Given records>
- - -

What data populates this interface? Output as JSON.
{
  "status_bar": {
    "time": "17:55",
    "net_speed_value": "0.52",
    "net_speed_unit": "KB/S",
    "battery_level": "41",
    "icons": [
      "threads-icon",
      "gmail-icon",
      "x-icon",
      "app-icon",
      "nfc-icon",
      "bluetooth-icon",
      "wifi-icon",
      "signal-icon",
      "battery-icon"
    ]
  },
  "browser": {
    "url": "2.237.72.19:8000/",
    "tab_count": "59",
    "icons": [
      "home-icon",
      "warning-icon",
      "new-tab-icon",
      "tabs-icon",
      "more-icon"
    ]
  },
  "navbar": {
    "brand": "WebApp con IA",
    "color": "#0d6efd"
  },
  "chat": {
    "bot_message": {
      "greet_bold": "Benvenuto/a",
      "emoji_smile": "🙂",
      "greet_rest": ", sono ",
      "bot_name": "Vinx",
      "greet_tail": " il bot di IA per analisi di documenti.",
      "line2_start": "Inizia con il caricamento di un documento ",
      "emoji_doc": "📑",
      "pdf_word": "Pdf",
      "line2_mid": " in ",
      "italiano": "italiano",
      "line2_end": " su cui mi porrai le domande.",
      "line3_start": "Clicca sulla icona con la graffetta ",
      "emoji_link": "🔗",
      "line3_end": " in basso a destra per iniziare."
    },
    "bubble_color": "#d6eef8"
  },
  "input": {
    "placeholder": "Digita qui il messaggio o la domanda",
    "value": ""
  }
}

- - -

Task details> Output the records verbatim, from the first line to the last.

Result below>
What data populates this interface? Output as JSON.
{
  "status_bar": {
    "time": "17:55",
    "net_speed_value": "0.52",
    "net_speed_unit": "KB/S",
    "battery_level": "41",
    "icons": [
      "threads-icon",
      "gmail-icon",
      "x-icon",
      "app-icon",
      "nfc-icon",
      "bluetooth-icon",
      "wifi-icon",
      "signal-icon",
      "battery-icon"
    ]
  },
  "browser": {
    "url": "2.237.72.19:8000/",
    "tab_count": "59",
    "icons": [
      "home-icon",
      "warning-icon",
      "new-tab-icon",
      "tabs-icon",
      "more-icon"
    ]
  },
  "navbar": {
    "brand": "WebApp con IA",
    "color": "#0d6efd"
  },
  "chat": {
    "bot_message": {
      "greet_bold": "Benvenuto/a",
      "emoji_smile": "🙂",
      "greet_rest": ", sono ",
      "bot_name": "Vinx",
      "greet_tail": " il bot di IA per analisi di documenti.",
      "line2_start": "Inizia con il caricamento di un documento ",
      "emoji_doc": "📑",
      "pdf_word": "Pdf",
      "line2_mid": " in ",
      "italiano": "italiano",
      "line2_end": " su cui mi porrai le domande.",
      "line3_start": "Clicca sulla icona con la graffetta ",
      "emoji_link": "🔗",
      "line3_end": " in basso a destra per iniziare."
    },
    "bubble_color": "#d6eef8"
  },
  "input": {
    "placeholder": "Digita qui il messaggio o la domanda",
    "value": ""
  }
}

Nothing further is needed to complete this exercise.